* Task requirements
Copy every line of the data that includes the string "name".

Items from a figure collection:
☆ ☆ ☆ ☆ ☆ ☆ ☆

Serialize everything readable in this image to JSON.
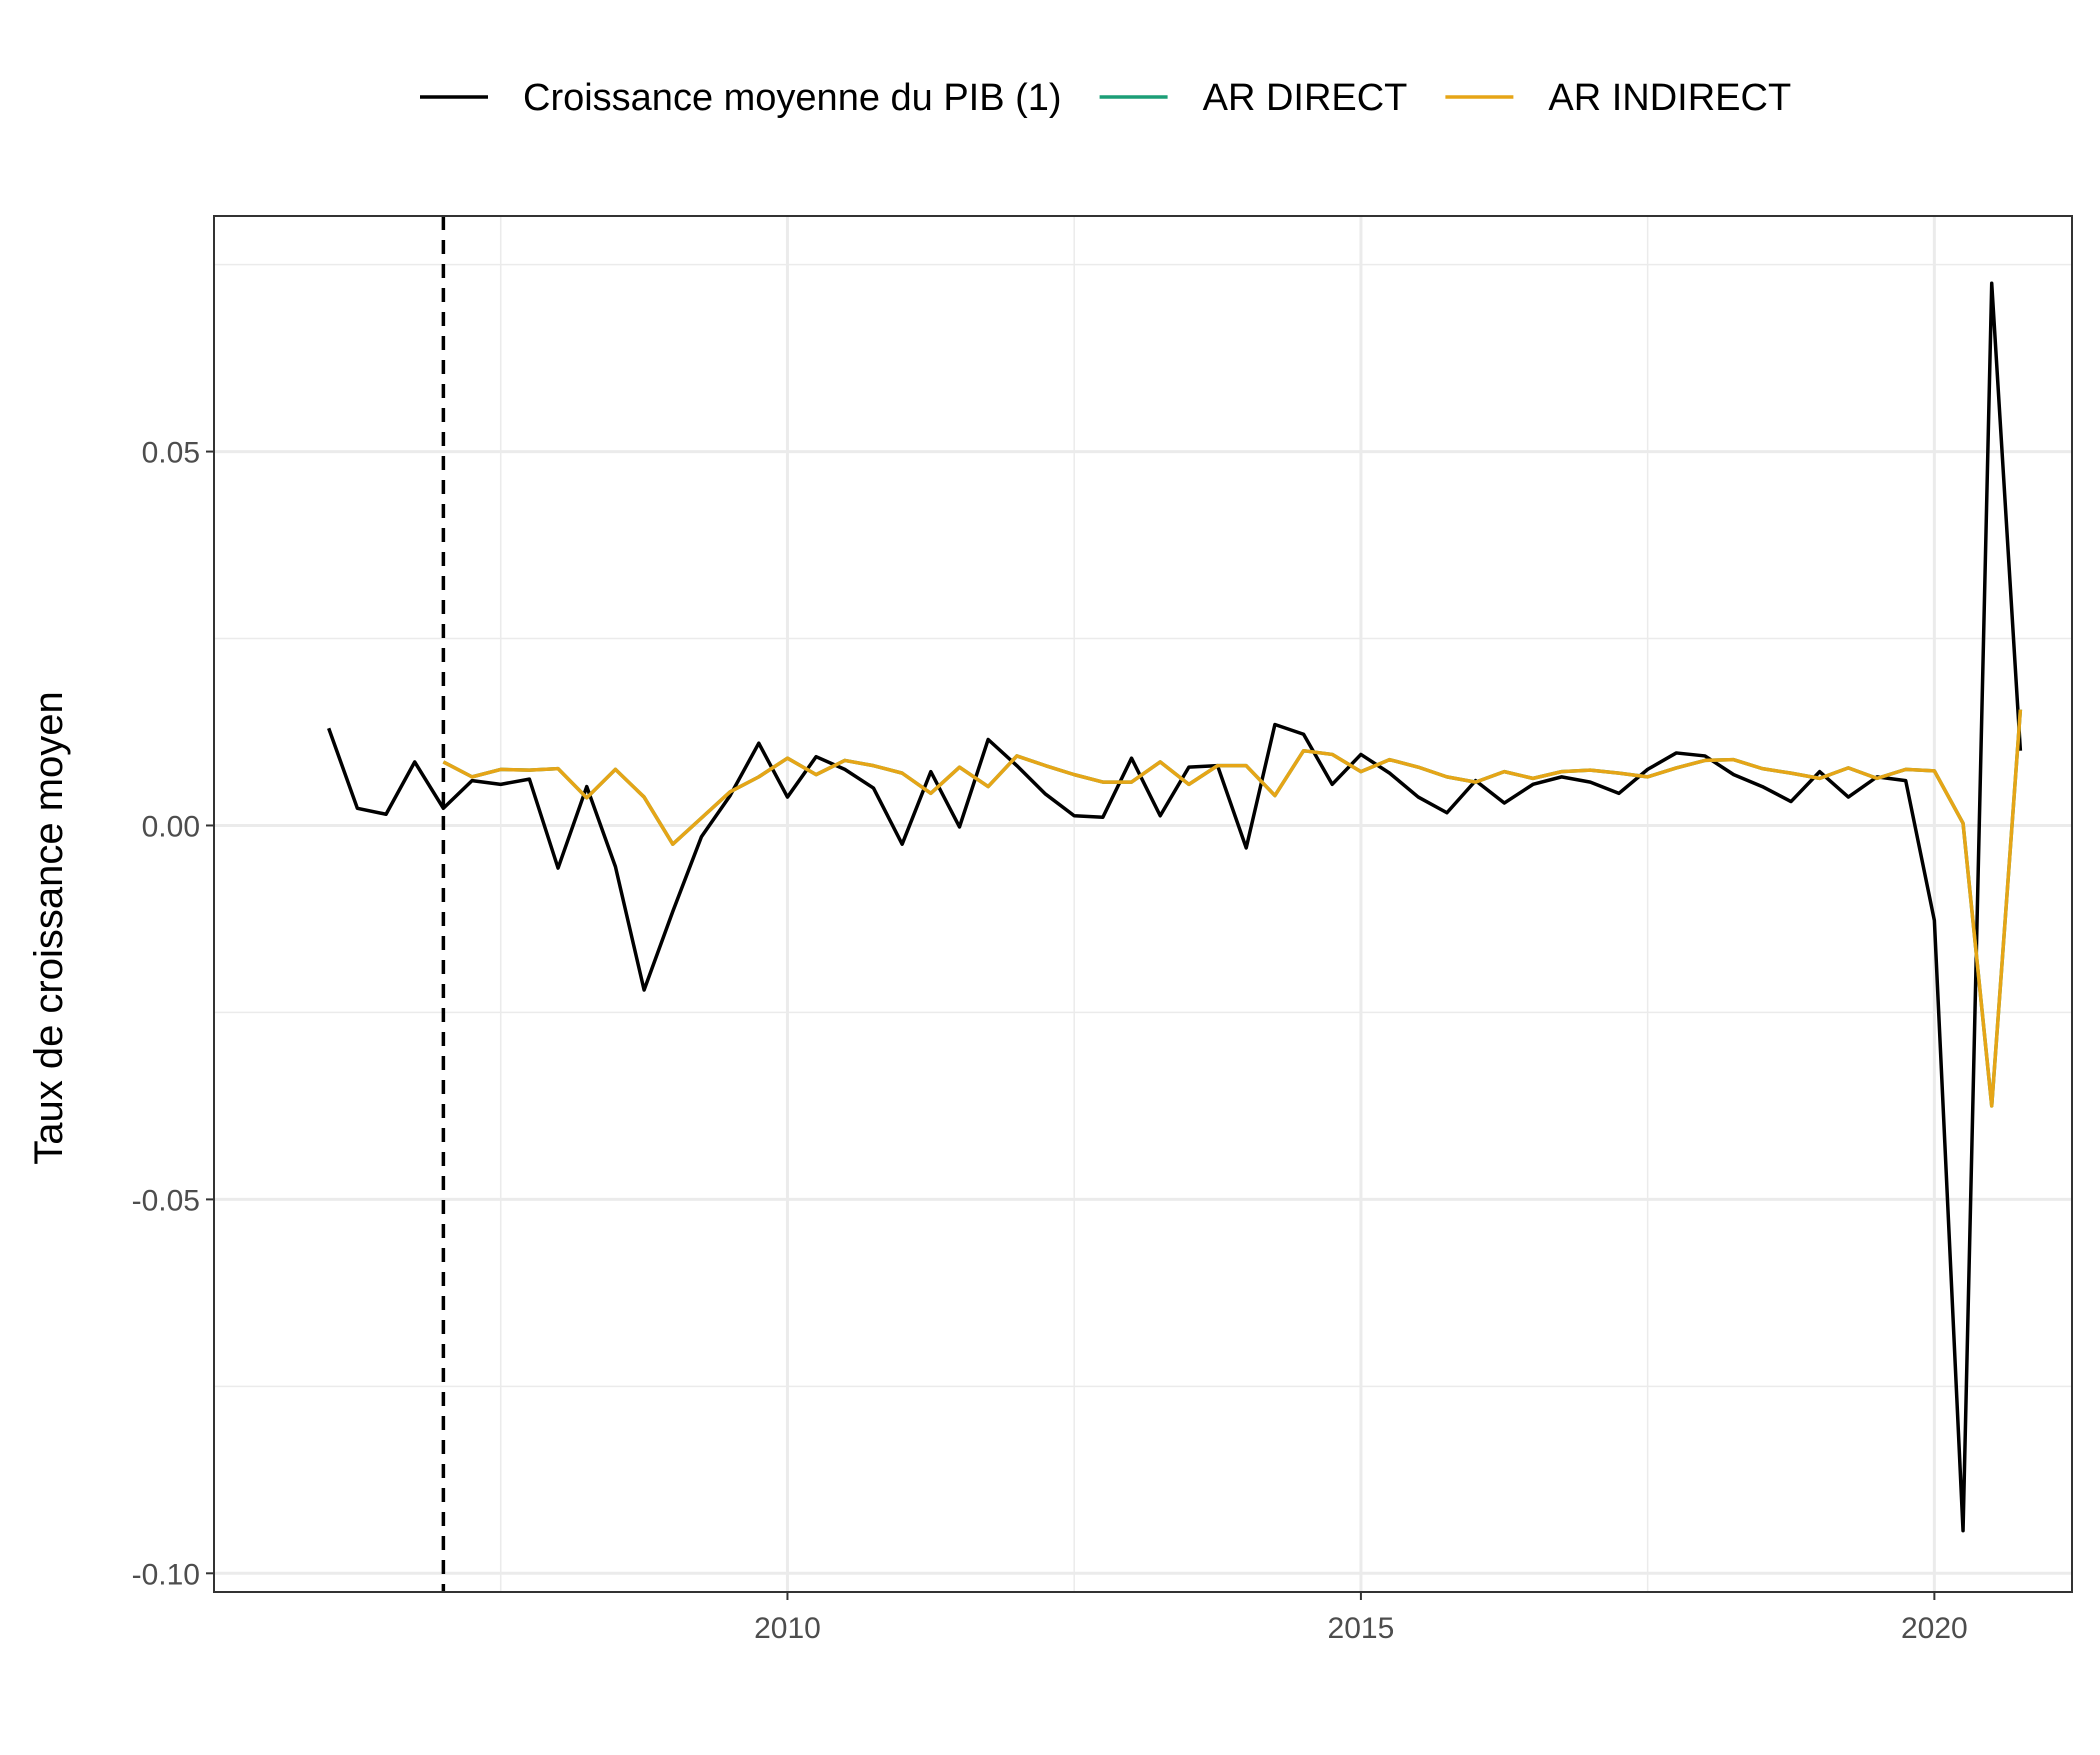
{
  "chart_data": {
    "type": "line",
    "title": "",
    "xlabel": "",
    "ylabel": "Taux de croissance moyen",
    "xlim": [
      2005.0,
      2021.2
    ],
    "ylim": [
      -0.1025,
      0.0815
    ],
    "x_ticks": [
      2010,
      2015,
      2020
    ],
    "x_tick_labels": [
      "2010",
      "2015",
      "2020"
    ],
    "y_ticks": [
      -0.1,
      -0.05,
      0.0,
      0.05
    ],
    "y_tick_labels": [
      "-0.10",
      "-0.05",
      "0.00",
      "0.05"
    ],
    "grid": true,
    "legend_position": "top",
    "vline": {
      "x": 2007.0,
      "style": "dashed",
      "color": "#000000"
    },
    "series": [
      {
        "name": "Croissance moyenne du PIB (1)",
        "color": "#000000",
        "x": [
          2006.0,
          2006.25,
          2006.5,
          2006.75,
          2007.0,
          2007.25,
          2007.5,
          2007.75,
          2008.0,
          2008.25,
          2008.5,
          2008.75,
          2009.0,
          2009.25,
          2009.5,
          2009.75,
          2010.0,
          2010.25,
          2010.5,
          2010.75,
          2011.0,
          2011.25,
          2011.5,
          2011.75,
          2012.0,
          2012.25,
          2012.5,
          2012.75,
          2013.0,
          2013.25,
          2013.5,
          2013.75,
          2014.0,
          2014.25,
          2014.5,
          2014.75,
          2015.0,
          2015.25,
          2015.5,
          2015.75,
          2016.0,
          2016.25,
          2016.5,
          2016.75,
          2017.0,
          2017.25,
          2017.5,
          2017.75,
          2018.0,
          2018.25,
          2018.5,
          2018.75,
          2019.0,
          2019.25,
          2019.5,
          2019.75,
          2020.0,
          2020.25,
          2020.5,
          2020.75
        ],
        "values": [
          0.013,
          0.0023,
          0.0015,
          0.0085,
          0.0023,
          0.006,
          0.0055,
          0.0062,
          -0.0057,
          0.0052,
          -0.0055,
          -0.022,
          -0.0115,
          -0.0015,
          0.004,
          0.011,
          0.0038,
          0.0092,
          0.0075,
          0.005,
          -0.0025,
          0.0072,
          -0.0002,
          0.0115,
          0.008,
          0.0042,
          0.0013,
          0.0011,
          0.009,
          0.0013,
          0.0078,
          0.008,
          -0.003,
          0.0135,
          0.0122,
          0.0055,
          0.0095,
          0.007,
          0.0038,
          0.0017,
          0.006,
          0.003,
          0.0055,
          0.0065,
          0.0058,
          0.0043,
          0.0075,
          0.0097,
          0.0093,
          0.0068,
          0.0052,
          0.0032,
          0.0072,
          0.0038,
          0.0065,
          0.006,
          -0.0127,
          -0.0943,
          0.0725,
          0.01
        ]
      },
      {
        "name": "AR DIRECT",
        "color": "#1b9e77",
        "x": [
          2007.0,
          2007.25,
          2007.5,
          2007.75,
          2008.0,
          2008.25,
          2008.5,
          2008.75,
          2009.0,
          2009.25,
          2009.5,
          2009.75,
          2010.0,
          2010.25,
          2010.5,
          2010.75,
          2011.0,
          2011.25,
          2011.5,
          2011.75,
          2012.0,
          2012.25,
          2012.5,
          2012.75,
          2013.0,
          2013.25,
          2013.5,
          2013.75,
          2014.0,
          2014.25,
          2014.5,
          2014.75,
          2015.0,
          2015.25,
          2015.5,
          2015.75,
          2016.0,
          2016.25,
          2016.5,
          2016.75,
          2017.0,
          2017.25,
          2017.5,
          2017.75,
          2018.0,
          2018.25,
          2018.5,
          2018.75,
          2019.0,
          2019.25,
          2019.5,
          2019.75,
          2020.0,
          2020.25,
          2020.5,
          2020.75
        ],
        "values": [
          0.0085,
          0.0065,
          0.0075,
          0.0074,
          0.0076,
          0.0037,
          0.0075,
          0.0038,
          -0.0025,
          0.001,
          0.0045,
          0.0065,
          0.009,
          0.0068,
          0.0087,
          0.008,
          0.007,
          0.0043,
          0.0078,
          0.0052,
          0.0093,
          0.008,
          0.0068,
          0.0058,
          0.0058,
          0.0085,
          0.0055,
          0.008,
          0.008,
          0.004,
          0.01,
          0.0095,
          0.0072,
          0.0088,
          0.0078,
          0.0065,
          0.0058,
          0.0072,
          0.0063,
          0.0072,
          0.0074,
          0.007,
          0.0065,
          0.0077,
          0.0087,
          0.0088,
          0.0076,
          0.007,
          0.0063,
          0.0077,
          0.0063,
          0.0075,
          0.0073,
          0.0003,
          -0.0375,
          0.0155
        ]
      },
      {
        "name": "AR INDIRECT",
        "color": "#e6a517",
        "x": [
          2007.0,
          2007.25,
          2007.5,
          2007.75,
          2008.0,
          2008.25,
          2008.5,
          2008.75,
          2009.0,
          2009.25,
          2009.5,
          2009.75,
          2010.0,
          2010.25,
          2010.5,
          2010.75,
          2011.0,
          2011.25,
          2011.5,
          2011.75,
          2012.0,
          2012.25,
          2012.5,
          2012.75,
          2013.0,
          2013.25,
          2013.5,
          2013.75,
          2014.0,
          2014.25,
          2014.5,
          2014.75,
          2015.0,
          2015.25,
          2015.5,
          2015.75,
          2016.0,
          2016.25,
          2016.5,
          2016.75,
          2017.0,
          2017.25,
          2017.5,
          2017.75,
          2018.0,
          2018.25,
          2018.5,
          2018.75,
          2019.0,
          2019.25,
          2019.5,
          2019.75,
          2020.0,
          2020.25,
          2020.5,
          2020.75
        ],
        "values": [
          0.0085,
          0.0065,
          0.0075,
          0.0074,
          0.0076,
          0.0037,
          0.0075,
          0.0038,
          -0.0025,
          0.001,
          0.0045,
          0.0065,
          0.009,
          0.0068,
          0.0087,
          0.008,
          0.007,
          0.0043,
          0.0078,
          0.0052,
          0.0093,
          0.008,
          0.0068,
          0.0058,
          0.0058,
          0.0085,
          0.0055,
          0.008,
          0.008,
          0.004,
          0.01,
          0.0095,
          0.0072,
          0.0088,
          0.0078,
          0.0065,
          0.0058,
          0.0072,
          0.0063,
          0.0072,
          0.0074,
          0.007,
          0.0065,
          0.0077,
          0.0087,
          0.0088,
          0.0076,
          0.007,
          0.0063,
          0.0077,
          0.0063,
          0.0075,
          0.0073,
          0.0003,
          -0.0375,
          0.0155
        ]
      }
    ]
  }
}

☆ ☆ ☆ ☆ ☆ ☆ ☆

* Answer
        "name": "Croissance moyenne du PIB (1)",
        "name": "AR DIRECT",
        "name": "AR INDIRECT",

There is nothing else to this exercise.